→ YOUR OBJECTIVE: The records that follow need to be output exactly as they are.

(Data entries for graphics)
┄┄┄┄┄┄

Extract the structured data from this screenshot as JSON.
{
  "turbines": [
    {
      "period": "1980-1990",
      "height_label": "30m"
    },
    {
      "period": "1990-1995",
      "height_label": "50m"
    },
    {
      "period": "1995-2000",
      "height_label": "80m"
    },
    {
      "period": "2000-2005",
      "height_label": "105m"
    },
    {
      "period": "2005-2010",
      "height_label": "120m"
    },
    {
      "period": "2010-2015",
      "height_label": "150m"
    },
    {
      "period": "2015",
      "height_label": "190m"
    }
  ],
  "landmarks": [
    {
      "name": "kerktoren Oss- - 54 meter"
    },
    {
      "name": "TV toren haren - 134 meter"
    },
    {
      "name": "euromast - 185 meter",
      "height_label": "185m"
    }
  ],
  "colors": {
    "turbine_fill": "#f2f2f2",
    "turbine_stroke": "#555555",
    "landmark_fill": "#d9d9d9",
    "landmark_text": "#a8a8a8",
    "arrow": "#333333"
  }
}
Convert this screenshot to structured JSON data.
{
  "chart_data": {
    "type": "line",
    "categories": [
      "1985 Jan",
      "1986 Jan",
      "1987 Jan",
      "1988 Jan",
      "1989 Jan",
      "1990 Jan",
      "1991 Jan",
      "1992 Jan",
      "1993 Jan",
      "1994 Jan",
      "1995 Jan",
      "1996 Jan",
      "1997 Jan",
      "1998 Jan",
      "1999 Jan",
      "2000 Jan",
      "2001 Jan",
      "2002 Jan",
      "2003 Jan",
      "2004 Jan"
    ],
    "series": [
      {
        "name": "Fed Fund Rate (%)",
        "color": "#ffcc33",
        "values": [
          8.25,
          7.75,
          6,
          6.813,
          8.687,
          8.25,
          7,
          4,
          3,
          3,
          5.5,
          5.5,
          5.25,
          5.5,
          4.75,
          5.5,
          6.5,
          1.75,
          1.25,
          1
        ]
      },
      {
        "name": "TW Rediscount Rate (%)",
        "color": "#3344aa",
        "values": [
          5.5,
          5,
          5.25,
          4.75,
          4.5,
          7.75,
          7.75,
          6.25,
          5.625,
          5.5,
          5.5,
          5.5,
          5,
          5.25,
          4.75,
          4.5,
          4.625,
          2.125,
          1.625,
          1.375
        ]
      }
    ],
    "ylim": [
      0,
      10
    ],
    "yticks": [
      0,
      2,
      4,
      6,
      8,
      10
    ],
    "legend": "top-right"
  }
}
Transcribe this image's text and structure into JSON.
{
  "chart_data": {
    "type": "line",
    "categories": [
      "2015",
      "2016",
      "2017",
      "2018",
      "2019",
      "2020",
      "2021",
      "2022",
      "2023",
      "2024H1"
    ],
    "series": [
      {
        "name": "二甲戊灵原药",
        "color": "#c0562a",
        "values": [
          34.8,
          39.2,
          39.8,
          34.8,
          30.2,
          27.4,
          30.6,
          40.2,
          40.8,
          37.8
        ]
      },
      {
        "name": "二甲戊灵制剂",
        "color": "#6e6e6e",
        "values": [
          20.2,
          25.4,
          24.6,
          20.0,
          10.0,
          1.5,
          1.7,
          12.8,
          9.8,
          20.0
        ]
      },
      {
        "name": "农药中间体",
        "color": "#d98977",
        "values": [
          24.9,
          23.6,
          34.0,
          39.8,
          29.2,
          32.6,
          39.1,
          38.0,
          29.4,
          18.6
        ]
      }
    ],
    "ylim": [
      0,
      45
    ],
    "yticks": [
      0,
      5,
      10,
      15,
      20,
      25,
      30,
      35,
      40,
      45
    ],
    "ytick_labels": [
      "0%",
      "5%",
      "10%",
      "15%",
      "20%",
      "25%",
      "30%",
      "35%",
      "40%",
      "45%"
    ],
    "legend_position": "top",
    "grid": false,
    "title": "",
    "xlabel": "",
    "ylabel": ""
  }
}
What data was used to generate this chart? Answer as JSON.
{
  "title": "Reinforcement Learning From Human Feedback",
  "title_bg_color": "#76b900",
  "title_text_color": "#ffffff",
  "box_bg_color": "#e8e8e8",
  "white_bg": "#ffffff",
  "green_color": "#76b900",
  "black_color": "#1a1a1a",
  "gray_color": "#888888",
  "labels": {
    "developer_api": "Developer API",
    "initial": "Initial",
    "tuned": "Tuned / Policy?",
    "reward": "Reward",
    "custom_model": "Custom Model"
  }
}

┄┄┄┄┄┄

→ SOLUTION TO THIS EXERCISE:
Extract the structured data from this screenshot as JSON.
{
  "turbines": [
    {
      "period": "1980-1990",
      "height_label": "30m"
    },
    {
      "period": "1990-1995",
      "height_label": "50m"
    },
    {
      "period": "1995-2000",
      "height_label": "80m"
    },
    {
      "period": "2000-2005",
      "height_label": "105m"
    },
    {
      "period": "2005-2010",
      "height_label": "120m"
    },
    {
      "period": "2010-2015",
      "height_label": "150m"
    },
    {
      "period": "2015",
      "height_label": "190m"
    }
  ],
  "landmarks": [
    {
      "name": "kerktoren Oss- - 54 meter"
    },
    {
      "name": "TV toren haren - 134 meter"
    },
    {
      "name": "euromast - 185 meter",
      "height_label": "185m"
    }
  ],
  "colors": {
    "turbine_fill": "#f2f2f2",
    "turbine_stroke": "#555555",
    "landmark_fill": "#d9d9d9",
    "landmark_text": "#a8a8a8",
    "arrow": "#333333"
  }
}
Convert this screenshot to structured JSON data.
{
  "chart_data": {
    "type": "line",
    "categories": [
      "1985 Jan",
      "1986 Jan",
      "1987 Jan",
      "1988 Jan",
      "1989 Jan",
      "1990 Jan",
      "1991 Jan",
      "1992 Jan",
      "1993 Jan",
      "1994 Jan",
      "1995 Jan",
      "1996 Jan",
      "1997 Jan",
      "1998 Jan",
      "1999 Jan",
      "2000 Jan",
      "2001 Jan",
      "2002 Jan",
      "2003 Jan",
      "2004 Jan"
    ],
    "series": [
      {
        "name": "Fed Fund Rate (%)",
        "color": "#ffcc33",
        "values": [
          8.25,
          7.75,
          6,
          6.813,
          8.687,
          8.25,
          7,
          4,
          3,
          3,
          5.5,
          5.5,
          5.25,
          5.5,
          4.75,
          5.5,
          6.5,
          1.75,
          1.25,
          1
        ]
      },
      {
        "name": "TW Rediscount Rate (%)",
        "color": "#3344aa",
        "values": [
          5.5,
          5,
          5.25,
          4.75,
          4.5,
          7.75,
          7.75,
          6.25,
          5.625,
          5.5,
          5.5,
          5.5,
          5,
          5.25,
          4.75,
          4.5,
          4.625,
          2.125,
          1.625,
          1.375
        ]
      }
    ],
    "ylim": [
      0,
      10
    ],
    "yticks": [
      0,
      2,
      4,
      6,
      8,
      10
    ],
    "legend": "top-right"
  }
}
Transcribe this image's text and structure into JSON.
{
  "chart_data": {
    "type": "line",
    "categories": [
      "2015",
      "2016",
      "2017",
      "2018",
      "2019",
      "2020",
      "2021",
      "2022",
      "2023",
      "2024H1"
    ],
    "series": [
      {
        "name": "二甲戊灵原药",
        "color": "#c0562a",
        "values": [
          34.8,
          39.2,
          39.8,
          34.8,
          30.2,
          27.4,
          30.6,
          40.2,
          40.8,
          37.8
        ]
      },
      {
        "name": "二甲戊灵制剂",
        "color": "#6e6e6e",
        "values": [
          20.2,
          25.4,
          24.6,
          20.0,
          10.0,
          1.5,
          1.7,
          12.8,
          9.8,
          20.0
        ]
      },
      {
        "name": "农药中间体",
        "color": "#d98977",
        "values": [
          24.9,
          23.6,
          34.0,
          39.8,
          29.2,
          32.6,
          39.1,
          38.0,
          29.4,
          18.6
        ]
      }
    ],
    "ylim": [
      0,
      45
    ],
    "yticks": [
      0,
      5,
      10,
      15,
      20,
      25,
      30,
      35,
      40,
      45
    ],
    "ytick_labels": [
      "0%",
      "5%",
      "10%",
      "15%",
      "20%",
      "25%",
      "30%",
      "35%",
      "40%",
      "45%"
    ],
    "legend_position": "top",
    "grid": false,
    "title": "",
    "xlabel": "",
    "ylabel": ""
  }
}
What data was used to generate this chart? Answer as JSON.
{
  "title": "Reinforcement Learning From Human Feedback",
  "title_bg_color": "#76b900",
  "title_text_color": "#ffffff",
  "box_bg_color": "#e8e8e8",
  "white_bg": "#ffffff",
  "green_color": "#76b900",
  "black_color": "#1a1a1a",
  "gray_color": "#888888",
  "labels": {
    "developer_api": "Developer API",
    "initial": "Initial",
    "tuned": "Tuned / Policy?",
    "reward": "Reward",
    "custom_model": "Custom Model"
  }
}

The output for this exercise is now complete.